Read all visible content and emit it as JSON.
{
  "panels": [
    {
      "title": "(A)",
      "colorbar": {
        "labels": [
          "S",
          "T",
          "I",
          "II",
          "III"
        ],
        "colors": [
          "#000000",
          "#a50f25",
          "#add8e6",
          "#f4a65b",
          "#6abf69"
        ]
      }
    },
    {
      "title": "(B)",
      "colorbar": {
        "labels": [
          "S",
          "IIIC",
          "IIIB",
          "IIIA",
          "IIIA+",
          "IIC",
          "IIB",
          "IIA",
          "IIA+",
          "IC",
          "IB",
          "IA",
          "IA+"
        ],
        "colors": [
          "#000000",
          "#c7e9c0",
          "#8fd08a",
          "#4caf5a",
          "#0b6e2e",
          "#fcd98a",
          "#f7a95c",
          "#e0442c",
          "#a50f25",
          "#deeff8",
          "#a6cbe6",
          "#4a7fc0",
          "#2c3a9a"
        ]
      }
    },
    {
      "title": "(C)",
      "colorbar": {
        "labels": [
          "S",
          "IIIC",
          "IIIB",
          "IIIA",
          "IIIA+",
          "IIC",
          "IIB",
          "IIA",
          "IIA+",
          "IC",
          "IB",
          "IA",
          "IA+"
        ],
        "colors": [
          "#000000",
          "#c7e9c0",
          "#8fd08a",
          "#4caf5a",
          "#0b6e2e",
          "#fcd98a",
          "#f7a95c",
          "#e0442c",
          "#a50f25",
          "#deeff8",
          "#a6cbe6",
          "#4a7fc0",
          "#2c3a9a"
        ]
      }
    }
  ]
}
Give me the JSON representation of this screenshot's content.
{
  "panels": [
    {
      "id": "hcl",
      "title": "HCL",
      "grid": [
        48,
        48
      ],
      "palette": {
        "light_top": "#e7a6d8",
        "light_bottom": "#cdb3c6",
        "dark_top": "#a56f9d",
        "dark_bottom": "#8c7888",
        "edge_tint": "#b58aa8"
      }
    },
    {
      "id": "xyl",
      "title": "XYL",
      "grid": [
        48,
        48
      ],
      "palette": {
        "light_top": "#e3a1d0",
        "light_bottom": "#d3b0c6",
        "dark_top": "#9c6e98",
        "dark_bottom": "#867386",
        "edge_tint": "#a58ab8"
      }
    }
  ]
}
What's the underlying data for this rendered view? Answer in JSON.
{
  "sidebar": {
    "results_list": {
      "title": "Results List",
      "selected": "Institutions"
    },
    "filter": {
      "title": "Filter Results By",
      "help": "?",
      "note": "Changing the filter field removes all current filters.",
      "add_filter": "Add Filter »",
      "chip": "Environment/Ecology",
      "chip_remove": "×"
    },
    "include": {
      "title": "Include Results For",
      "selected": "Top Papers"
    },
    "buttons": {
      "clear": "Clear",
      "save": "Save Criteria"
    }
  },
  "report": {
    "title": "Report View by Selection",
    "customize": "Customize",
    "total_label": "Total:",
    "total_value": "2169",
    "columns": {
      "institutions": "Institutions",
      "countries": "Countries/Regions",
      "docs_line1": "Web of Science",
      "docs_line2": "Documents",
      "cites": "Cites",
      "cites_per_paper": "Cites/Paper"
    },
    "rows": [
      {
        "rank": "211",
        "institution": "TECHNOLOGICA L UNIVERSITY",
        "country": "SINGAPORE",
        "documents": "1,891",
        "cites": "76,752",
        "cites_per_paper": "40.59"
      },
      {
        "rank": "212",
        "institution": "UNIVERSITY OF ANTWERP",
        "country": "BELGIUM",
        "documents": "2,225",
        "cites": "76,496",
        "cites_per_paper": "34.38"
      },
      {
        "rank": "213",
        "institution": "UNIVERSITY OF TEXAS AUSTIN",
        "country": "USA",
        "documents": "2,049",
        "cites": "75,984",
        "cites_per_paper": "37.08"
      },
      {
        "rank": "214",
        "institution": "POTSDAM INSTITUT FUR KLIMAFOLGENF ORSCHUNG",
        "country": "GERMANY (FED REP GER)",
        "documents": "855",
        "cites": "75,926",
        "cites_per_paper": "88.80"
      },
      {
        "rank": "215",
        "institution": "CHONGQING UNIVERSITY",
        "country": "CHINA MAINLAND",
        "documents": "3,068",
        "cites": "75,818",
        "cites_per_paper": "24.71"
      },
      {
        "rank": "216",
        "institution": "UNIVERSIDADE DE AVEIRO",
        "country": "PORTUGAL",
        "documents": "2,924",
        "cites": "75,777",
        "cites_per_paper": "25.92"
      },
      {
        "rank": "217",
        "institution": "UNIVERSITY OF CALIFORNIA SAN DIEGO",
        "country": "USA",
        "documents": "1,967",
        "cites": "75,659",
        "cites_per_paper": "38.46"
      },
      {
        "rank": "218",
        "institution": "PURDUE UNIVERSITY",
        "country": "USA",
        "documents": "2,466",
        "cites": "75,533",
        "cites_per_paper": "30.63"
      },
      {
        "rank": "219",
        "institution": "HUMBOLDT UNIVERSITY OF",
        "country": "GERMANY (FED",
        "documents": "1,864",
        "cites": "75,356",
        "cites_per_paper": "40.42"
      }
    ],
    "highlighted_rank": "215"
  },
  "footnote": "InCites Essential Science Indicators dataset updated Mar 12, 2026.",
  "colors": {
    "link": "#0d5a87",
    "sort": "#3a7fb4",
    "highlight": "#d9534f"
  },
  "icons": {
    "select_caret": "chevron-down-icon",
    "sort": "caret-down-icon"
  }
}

++++++

Restate each record word for word.

Read all visible content and emit it as JSON.
{
  "panels": [
    {
      "title": "(A)",
      "colorbar": {
        "labels": [
          "S",
          "T",
          "I",
          "II",
          "III"
        ],
        "colors": [
          "#000000",
          "#a50f25",
          "#add8e6",
          "#f4a65b",
          "#6abf69"
        ]
      }
    },
    {
      "title": "(B)",
      "colorbar": {
        "labels": [
          "S",
          "IIIC",
          "IIIB",
          "IIIA",
          "IIIA+",
          "IIC",
          "IIB",
          "IIA",
          "IIA+",
          "IC",
          "IB",
          "IA",
          "IA+"
        ],
        "colors": [
          "#000000",
          "#c7e9c0",
          "#8fd08a",
          "#4caf5a",
          "#0b6e2e",
          "#fcd98a",
          "#f7a95c",
          "#e0442c",
          "#a50f25",
          "#deeff8",
          "#a6cbe6",
          "#4a7fc0",
          "#2c3a9a"
        ]
      }
    },
    {
      "title": "(C)",
      "colorbar": {
        "labels": [
          "S",
          "IIIC",
          "IIIB",
          "IIIA",
          "IIIA+",
          "IIC",
          "IIB",
          "IIA",
          "IIA+",
          "IC",
          "IB",
          "IA",
          "IA+"
        ],
        "colors": [
          "#000000",
          "#c7e9c0",
          "#8fd08a",
          "#4caf5a",
          "#0b6e2e",
          "#fcd98a",
          "#f7a95c",
          "#e0442c",
          "#a50f25",
          "#deeff8",
          "#a6cbe6",
          "#4a7fc0",
          "#2c3a9a"
        ]
      }
    }
  ]
}
Give me the JSON representation of this screenshot's content.
{
  "panels": [
    {
      "id": "hcl",
      "title": "HCL",
      "grid": [
        48,
        48
      ],
      "palette": {
        "light_top": "#e7a6d8",
        "light_bottom": "#cdb3c6",
        "dark_top": "#a56f9d",
        "dark_bottom": "#8c7888",
        "edge_tint": "#b58aa8"
      }
    },
    {
      "id": "xyl",
      "title": "XYL",
      "grid": [
        48,
        48
      ],
      "palette": {
        "light_top": "#e3a1d0",
        "light_bottom": "#d3b0c6",
        "dark_top": "#9c6e98",
        "dark_bottom": "#867386",
        "edge_tint": "#a58ab8"
      }
    }
  ]
}
What's the underlying data for this rendered view? Answer in JSON.
{
  "sidebar": {
    "results_list": {
      "title": "Results List",
      "selected": "Institutions"
    },
    "filter": {
      "title": "Filter Results By",
      "help": "?",
      "note": "Changing the filter field removes all current filters.",
      "add_filter": "Add Filter »",
      "chip": "Environment/Ecology",
      "chip_remove": "×"
    },
    "include": {
      "title": "Include Results For",
      "selected": "Top Papers"
    },
    "buttons": {
      "clear": "Clear",
      "save": "Save Criteria"
    }
  },
  "report": {
    "title": "Report View by Selection",
    "customize": "Customize",
    "total_label": "Total:",
    "total_value": "2169",
    "columns": {
      "institutions": "Institutions",
      "countries": "Countries/Regions",
      "docs_line1": "Web of Science",
      "docs_line2": "Documents",
      "cites": "Cites",
      "cites_per_paper": "Cites/Paper"
    },
    "rows": [
      {
        "rank": "211",
        "institution": "TECHNOLOGICA L UNIVERSITY",
        "country": "SINGAPORE",
        "documents": "1,891",
        "cites": "76,752",
        "cites_per_paper": "40.59"
      },
      {
        "rank": "212",
        "institution": "UNIVERSITY OF ANTWERP",
        "country": "BELGIUM",
        "documents": "2,225",
        "cites": "76,496",
        "cites_per_paper": "34.38"
      },
      {
        "rank": "213",
        "institution": "UNIVERSITY OF TEXAS AUSTIN",
        "country": "USA",
        "documents": "2,049",
        "cites": "75,984",
        "cites_per_paper": "37.08"
      },
      {
        "rank": "214",
        "institution": "POTSDAM INSTITUT FUR KLIMAFOLGENF ORSCHUNG",
        "country": "GERMANY (FED REP GER)",
        "documents": "855",
        "cites": "75,926",
        "cites_per_paper": "88.80"
      },
      {
        "rank": "215",
        "institution": "CHONGQING UNIVERSITY",
        "country": "CHINA MAINLAND",
        "documents": "3,068",
        "cites": "75,818",
        "cites_per_paper": "24.71"
      },
      {
        "rank": "216",
        "institution": "UNIVERSIDADE DE AVEIRO",
        "country": "PORTUGAL",
        "documents": "2,924",
        "cites": "75,777",
        "cites_per_paper": "25.92"
      },
      {
        "rank": "217",
        "institution": "UNIVERSITY OF CALIFORNIA SAN DIEGO",
        "country": "USA",
        "documents": "1,967",
        "cites": "75,659",
        "cites_per_paper": "38.46"
      },
      {
        "rank": "218",
        "institution": "PURDUE UNIVERSITY",
        "country": "USA",
        "documents": "2,466",
        "cites": "75,533",
        "cites_per_paper": "30.63"
      },
      {
        "rank": "219",
        "institution": "HUMBOLDT UNIVERSITY OF",
        "country": "GERMANY (FED",
        "documents": "1,864",
        "cites": "75,356",
        "cites_per_paper": "40.42"
      }
    ],
    "highlighted_rank": "215"
  },
  "footnote": "InCites Essential Science Indicators dataset updated Mar 12, 2026.",
  "colors": {
    "link": "#0d5a87",
    "sort": "#3a7fb4",
    "highlight": "#d9534f"
  },
  "icons": {
    "select_caret": "chevron-down-icon",
    "sort": "caret-down-icon"
  }
}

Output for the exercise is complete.